- [What is expected]
Check every line below for the word "Open" and show those that hold it.

* Begin Records *

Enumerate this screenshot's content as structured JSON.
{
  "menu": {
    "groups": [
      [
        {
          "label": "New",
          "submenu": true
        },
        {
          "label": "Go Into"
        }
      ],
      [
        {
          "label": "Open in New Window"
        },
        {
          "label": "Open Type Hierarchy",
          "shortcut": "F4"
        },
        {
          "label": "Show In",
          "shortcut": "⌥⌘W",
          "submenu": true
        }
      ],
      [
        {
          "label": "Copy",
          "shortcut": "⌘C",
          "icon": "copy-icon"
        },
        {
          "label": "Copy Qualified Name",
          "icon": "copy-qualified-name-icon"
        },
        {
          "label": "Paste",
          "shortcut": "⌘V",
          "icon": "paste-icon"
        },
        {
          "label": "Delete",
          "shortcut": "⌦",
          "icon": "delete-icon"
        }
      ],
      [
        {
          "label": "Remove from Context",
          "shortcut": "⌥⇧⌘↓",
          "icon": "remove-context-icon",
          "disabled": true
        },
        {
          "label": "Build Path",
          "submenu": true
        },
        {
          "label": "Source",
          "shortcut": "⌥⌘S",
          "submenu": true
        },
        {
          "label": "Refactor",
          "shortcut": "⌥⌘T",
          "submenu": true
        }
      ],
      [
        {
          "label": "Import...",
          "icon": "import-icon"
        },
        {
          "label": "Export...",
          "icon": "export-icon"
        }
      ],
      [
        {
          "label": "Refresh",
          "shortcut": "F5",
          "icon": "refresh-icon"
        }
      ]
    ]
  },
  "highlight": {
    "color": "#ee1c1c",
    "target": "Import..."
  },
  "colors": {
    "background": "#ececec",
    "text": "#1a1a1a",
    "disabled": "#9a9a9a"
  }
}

* End Records *

- [The result]
          "label": "Open in New Window"
          "label": "Open Type Hierarchy",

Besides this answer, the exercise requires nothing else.